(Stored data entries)

######

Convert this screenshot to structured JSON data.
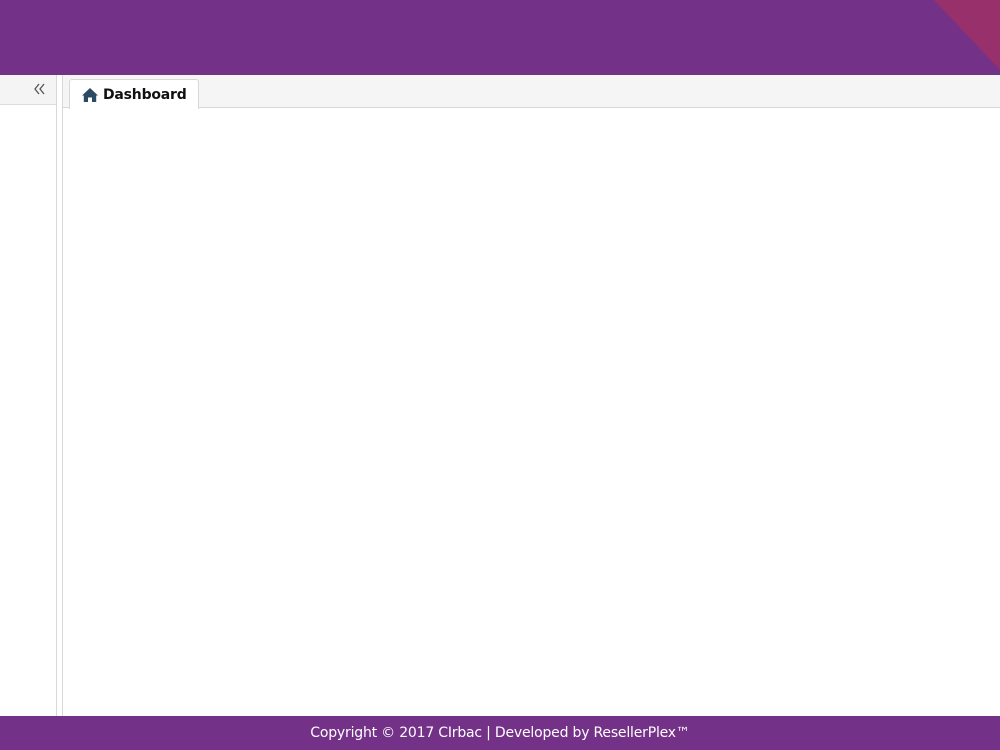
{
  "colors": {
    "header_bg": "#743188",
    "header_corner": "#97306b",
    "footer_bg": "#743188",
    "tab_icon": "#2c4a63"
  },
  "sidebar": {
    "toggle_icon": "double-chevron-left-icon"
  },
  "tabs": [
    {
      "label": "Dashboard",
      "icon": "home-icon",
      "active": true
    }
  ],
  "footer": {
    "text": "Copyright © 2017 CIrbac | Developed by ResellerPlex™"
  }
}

######

Leave the pictures out, and transcribe each of the records exactly.

Response for this exercise:
Convert this screenshot to structured JSON data.
{
  "colors": {
    "header_bg": "#743188",
    "header_corner": "#97306b",
    "footer_bg": "#743188",
    "tab_icon": "#2c4a63"
  },
  "sidebar": {
    "toggle_icon": "double-chevron-left-icon"
  },
  "tabs": [
    {
      "label": "Dashboard",
      "icon": "home-icon",
      "active": true
    }
  ],
  "footer": {
    "text": "Copyright © 2017 CIrbac | Developed by ResellerPlex™"
  }
}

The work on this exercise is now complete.